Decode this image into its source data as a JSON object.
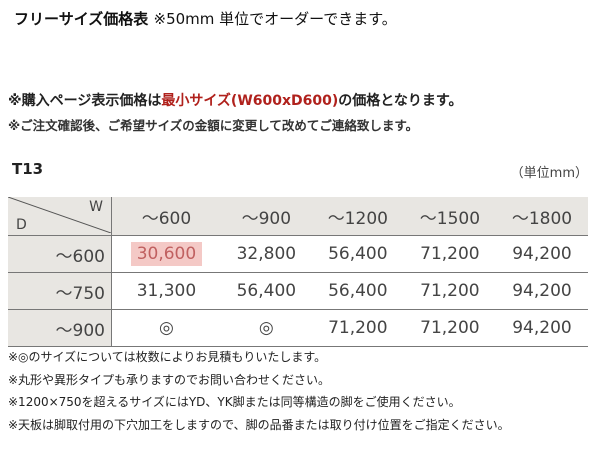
{
  "title": {
    "main": "フリーサイズ価格表",
    "sub": "※50mm 単位でオーダーできます。"
  },
  "note1": {
    "pre": "※購入ページ表示価格は",
    "red": "最小サイズ(W600xD600)",
    "post": "の価格となります。"
  },
  "note2": "※ご注文確認後、ご希望サイズの金額に変更して改めてご連絡致します。",
  "model": "T13",
  "unit": "（単位mm）",
  "table": {
    "corner_w": "W",
    "corner_d": "D",
    "columns": [
      "～600",
      "～900",
      "～1200",
      "～1500",
      "～1800"
    ],
    "rows": [
      {
        "label": "～600",
        "cells": [
          "30,600",
          "32,800",
          "56,400",
          "71,200",
          "94,200"
        ]
      },
      {
        "label": "～750",
        "cells": [
          "31,300",
          "56,400",
          "56,400",
          "71,200",
          "94,200"
        ]
      },
      {
        "label": "～900",
        "cells": [
          "◎",
          "◎",
          "71,200",
          "71,200",
          "94,200"
        ]
      }
    ],
    "highlight_color": "#f4c9c6"
  },
  "notes": [
    "※◎のサイズについては枚数によりお見積もりいたします。",
    "※丸形や異形タイプも承りますのでお問い合わせください。",
    "※1200×750を超えるサイズにはYD、YK脚または同等構造の脚をご使用ください。",
    "※天板は脚取付用の下穴加工をしますので、脚の品番または取り付け位置をご指定ください。"
  ]
}
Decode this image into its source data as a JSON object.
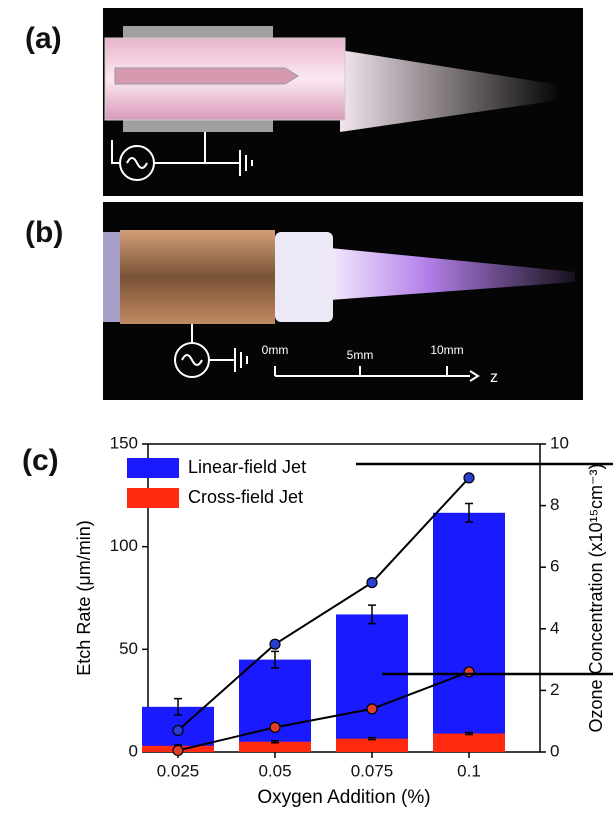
{
  "panel_labels": [
    "(a)",
    "(b)",
    "(c)"
  ],
  "scale_bar": {
    "ticks": [
      "0mm",
      "5mm",
      "10mm"
    ],
    "axis": "z"
  },
  "chart_data": {
    "type": "bar",
    "x_label": "Oxygen Addition (%)",
    "y_label": "Etch Rate (μm/min)",
    "y2_label": "Ozone Concentration (x10¹⁵cm⁻³)",
    "categories": [
      "0.025",
      "0.05",
      "0.075",
      "0.1"
    ],
    "ylim": [
      0,
      150
    ],
    "yticks": [
      0,
      50,
      100,
      150
    ],
    "y2lim": [
      0,
      10
    ],
    "y2ticks": [
      0,
      2,
      4,
      6,
      8,
      10
    ],
    "series": [
      {
        "name": "Linear-field Jet",
        "color": "#1a1aff",
        "values": [
          22,
          45,
          67,
          116.5
        ],
        "errors": [
          4,
          4,
          4.5,
          4.5
        ]
      },
      {
        "name": "Cross-field Jet",
        "color": "#ff2a10",
        "values": [
          3,
          5,
          6.5,
          9
        ],
        "errors": [
          0.5,
          0.5,
          0.5,
          0.5
        ]
      },
      {
        "type": "line",
        "axis": "y2",
        "color": "#2a3fd0",
        "values": [
          0.7,
          3.5,
          5.5,
          8.9
        ]
      },
      {
        "type": "line",
        "axis": "y2",
        "color": "#e0402a",
        "values": [
          0.05,
          0.8,
          1.4,
          2.6
        ]
      }
    ],
    "legend": "upper left"
  }
}
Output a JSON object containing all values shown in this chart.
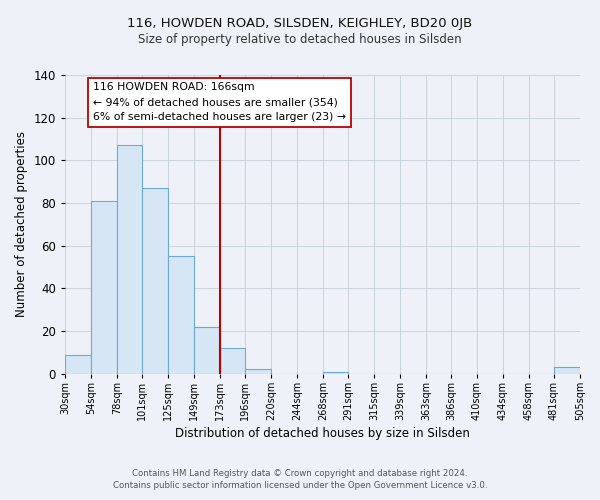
{
  "title": "116, HOWDEN ROAD, SILSDEN, KEIGHLEY, BD20 0JB",
  "subtitle": "Size of property relative to detached houses in Silsden",
  "xlabel": "Distribution of detached houses by size in Silsden",
  "ylabel": "Number of detached properties",
  "bar_color": "#d6e6f5",
  "bar_edge_color": "#6aaad4",
  "background_color": "#eef2f8",
  "plot_bg_color": "#eef2f8",
  "bin_edges": [
    30,
    54,
    78,
    101,
    125,
    149,
    173,
    196,
    220,
    244,
    268,
    291,
    315,
    339,
    363,
    386,
    410,
    434,
    458,
    481,
    505
  ],
  "bin_labels": [
    "30sqm",
    "54sqm",
    "78sqm",
    "101sqm",
    "125sqm",
    "149sqm",
    "173sqm",
    "196sqm",
    "220sqm",
    "244sqm",
    "268sqm",
    "291sqm",
    "315sqm",
    "339sqm",
    "363sqm",
    "386sqm",
    "410sqm",
    "434sqm",
    "458sqm",
    "481sqm",
    "505sqm"
  ],
  "counts": [
    9,
    81,
    107,
    87,
    55,
    22,
    12,
    2,
    0,
    0,
    1,
    0,
    0,
    0,
    0,
    0,
    0,
    0,
    0,
    3
  ],
  "ylim": [
    0,
    140
  ],
  "yticks": [
    0,
    20,
    40,
    60,
    80,
    100,
    120,
    140
  ],
  "vline_x": 173,
  "vline_color": "#bb0000",
  "annotation_title": "116 HOWDEN ROAD: 166sqm",
  "annotation_line1": "← 94% of detached houses are smaller (354)",
  "annotation_line2": "6% of semi-detached houses are larger (23) →",
  "footer1": "Contains HM Land Registry data © Crown copyright and database right 2024.",
  "footer2": "Contains public sector information licensed under the Open Government Licence v3.0."
}
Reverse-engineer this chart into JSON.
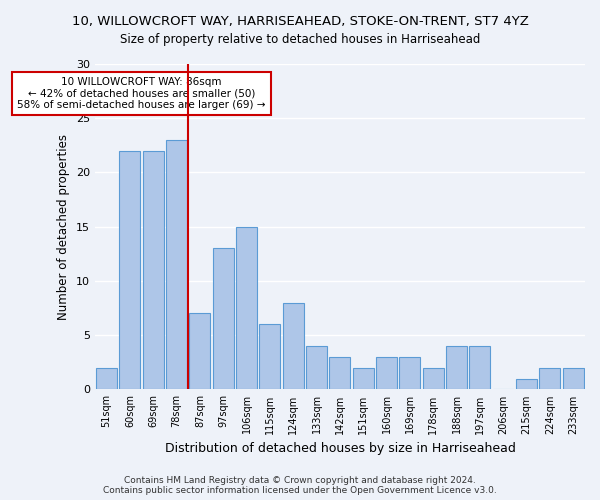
{
  "title1": "10, WILLOWCROFT WAY, HARRISEAHEAD, STOKE-ON-TRENT, ST7 4YZ",
  "title2": "Size of property relative to detached houses in Harriseahead",
  "xlabel": "Distribution of detached houses by size in Harriseahead",
  "ylabel": "Number of detached properties",
  "categories": [
    "51sqm",
    "60sqm",
    "69sqm",
    "78sqm",
    "87sqm",
    "97sqm",
    "106sqm",
    "115sqm",
    "124sqm",
    "133sqm",
    "142sqm",
    "151sqm",
    "160sqm",
    "169sqm",
    "178sqm",
    "188sqm",
    "197sqm",
    "206sqm",
    "215sqm",
    "224sqm",
    "233sqm"
  ],
  "values": [
    2,
    22,
    22,
    23,
    7,
    13,
    15,
    6,
    8,
    4,
    3,
    2,
    3,
    3,
    2,
    4,
    4,
    0,
    1,
    2,
    2
  ],
  "bar_color": "#aec6e8",
  "bar_edge_color": "#5b9bd5",
  "annotation_text": "10 WILLOWCROFT WAY: 86sqm\n← 42% of detached houses are smaller (50)\n58% of semi-detached houses are larger (69) →",
  "annotation_box_color": "#ffffff",
  "annotation_box_edge": "#cc0000",
  "vline_color": "#cc0000",
  "ylim": [
    0,
    30
  ],
  "yticks": [
    0,
    5,
    10,
    15,
    20,
    25,
    30
  ],
  "footer": "Contains HM Land Registry data © Crown copyright and database right 2024.\nContains public sector information licensed under the Open Government Licence v3.0.",
  "background_color": "#eef2f9",
  "grid_color": "#ffffff"
}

• TO BE DONE:
Set the pictures aside and transcribe the data above exactly.

• ANSWER TO THIS PROBLEM:
Decode this image into its source data as a JSON object.
{
  "title": {
    "main": "フリーサイズ価格表",
    "sub": "※50mm 単位でオーダーできます。"
  },
  "note1": {
    "pre": "※購入ページ表示価格は",
    "red": "最小サイズ(W600xD600)",
    "post": "の価格となります。"
  },
  "note2": "※ご注文確認後、ご希望サイズの金額に変更して改めてご連絡致します。",
  "model": "T13",
  "unit": "（単位mm）",
  "table": {
    "corner_w": "W",
    "corner_d": "D",
    "columns": [
      "～600",
      "～900",
      "～1200",
      "～1500",
      "～1800"
    ],
    "rows": [
      {
        "label": "～600",
        "cells": [
          "30,600",
          "32,800",
          "56,400",
          "71,200",
          "94,200"
        ]
      },
      {
        "label": "～750",
        "cells": [
          "31,300",
          "56,400",
          "56,400",
          "71,200",
          "94,200"
        ]
      },
      {
        "label": "～900",
        "cells": [
          "◎",
          "◎",
          "71,200",
          "71,200",
          "94,200"
        ]
      }
    ],
    "highlight_color": "#f4c9c6"
  },
  "notes": [
    "※◎のサイズについては枚数によりお見積もりいたします。",
    "※丸形や異形タイプも承りますのでお問い合わせください。",
    "※1200×750を超えるサイズにはYD、YK脚または同等構造の脚をご使用ください。",
    "※天板は脚取付用の下穴加工をしますので、脚の品番または取り付け位置をご指定ください。"
  ]
}
Decode this image into its source data as a JSON object.
{
  "panel_labels": [
    "(a)",
    "(b)",
    "(c)"
  ],
  "scale_bar": {
    "ticks": [
      "0mm",
      "5mm",
      "10mm"
    ],
    "axis": "z"
  },
  "chart_data": {
    "type": "bar",
    "x_label": "Oxygen Addition (%)",
    "y_label": "Etch Rate (μm/min)",
    "y2_label": "Ozone Concentration (x10¹⁵cm⁻³)",
    "categories": [
      "0.025",
      "0.05",
      "0.075",
      "0.1"
    ],
    "ylim": [
      0,
      150
    ],
    "yticks": [
      0,
      50,
      100,
      150
    ],
    "y2lim": [
      0,
      10
    ],
    "y2ticks": [
      0,
      2,
      4,
      6,
      8,
      10
    ],
    "series": [
      {
        "name": "Linear-field Jet",
        "color": "#1a1aff",
        "values": [
          22,
          45,
          67,
          116.5
        ],
        "errors": [
          4,
          4,
          4.5,
          4.5
        ]
      },
      {
        "name": "Cross-field Jet",
        "color": "#ff2a10",
        "values": [
          3,
          5,
          6.5,
          9
        ],
        "errors": [
          0.5,
          0.5,
          0.5,
          0.5
        ]
      },
      {
        "type": "line",
        "axis": "y2",
        "color": "#2a3fd0",
        "values": [
          0.7,
          3.5,
          5.5,
          8.9
        ]
      },
      {
        "type": "line",
        "axis": "y2",
        "color": "#e0402a",
        "values": [
          0.05,
          0.8,
          1.4,
          2.6
        ]
      }
    ],
    "legend": "upper left"
  }
}
Output a JSON object containing all values shown in this chart.
{
  "title": "116, HOWDEN ROAD, SILSDEN, KEIGHLEY, BD20 0JB",
  "subtitle": "Size of property relative to detached houses in Silsden",
  "xlabel": "Distribution of detached houses by size in Silsden",
  "ylabel": "Number of detached properties",
  "bar_color": "#d6e6f5",
  "bar_edge_color": "#6aaad4",
  "background_color": "#eef2f8",
  "plot_bg_color": "#eef2f8",
  "bin_edges": [
    30,
    54,
    78,
    101,
    125,
    149,
    173,
    196,
    220,
    244,
    268,
    291,
    315,
    339,
    363,
    386,
    410,
    434,
    458,
    481,
    505
  ],
  "bin_labels": [
    "30sqm",
    "54sqm",
    "78sqm",
    "101sqm",
    "125sqm",
    "149sqm",
    "173sqm",
    "196sqm",
    "220sqm",
    "244sqm",
    "268sqm",
    "291sqm",
    "315sqm",
    "339sqm",
    "363sqm",
    "386sqm",
    "410sqm",
    "434sqm",
    "458sqm",
    "481sqm",
    "505sqm"
  ],
  "counts": [
    9,
    81,
    107,
    87,
    55,
    22,
    12,
    2,
    0,
    0,
    1,
    0,
    0,
    0,
    0,
    0,
    0,
    0,
    0,
    3
  ],
  "ylim": [
    0,
    140
  ],
  "yticks": [
    0,
    20,
    40,
    60,
    80,
    100,
    120,
    140
  ],
  "vline_x": 173,
  "vline_color": "#bb0000",
  "annotation_title": "116 HOWDEN ROAD: 166sqm",
  "annotation_line1": "← 94% of detached houses are smaller (354)",
  "annotation_line2": "6% of semi-detached houses are larger (23) →",
  "footer1": "Contains HM Land Registry data © Crown copyright and database right 2024.",
  "footer2": "Contains public sector information licensed under the Open Government Licence v3.0."
}
Reverse-engineer this chart into JSON.
{
  "title1": "10, WILLOWCROFT WAY, HARRISEAHEAD, STOKE-ON-TRENT, ST7 4YZ",
  "title2": "Size of property relative to detached houses in Harriseahead",
  "xlabel": "Distribution of detached houses by size in Harriseahead",
  "ylabel": "Number of detached properties",
  "categories": [
    "51sqm",
    "60sqm",
    "69sqm",
    "78sqm",
    "87sqm",
    "97sqm",
    "106sqm",
    "115sqm",
    "124sqm",
    "133sqm",
    "142sqm",
    "151sqm",
    "160sqm",
    "169sqm",
    "178sqm",
    "188sqm",
    "197sqm",
    "206sqm",
    "215sqm",
    "224sqm",
    "233sqm"
  ],
  "values": [
    2,
    22,
    22,
    23,
    7,
    13,
    15,
    6,
    8,
    4,
    3,
    2,
    3,
    3,
    2,
    4,
    4,
    0,
    1,
    2,
    2
  ],
  "bar_color": "#aec6e8",
  "bar_edge_color": "#5b9bd5",
  "annotation_text": "10 WILLOWCROFT WAY: 86sqm\n← 42% of detached houses are smaller (50)\n58% of semi-detached houses are larger (69) →",
  "annotation_box_color": "#ffffff",
  "annotation_box_edge": "#cc0000",
  "vline_color": "#cc0000",
  "ylim": [
    0,
    30
  ],
  "yticks": [
    0,
    5,
    10,
    15,
    20,
    25,
    30
  ],
  "footer": "Contains HM Land Registry data © Crown copyright and database right 2024.\nContains public sector information licensed under the Open Government Licence v3.0.",
  "background_color": "#eef2f9",
  "grid_color": "#ffffff"
}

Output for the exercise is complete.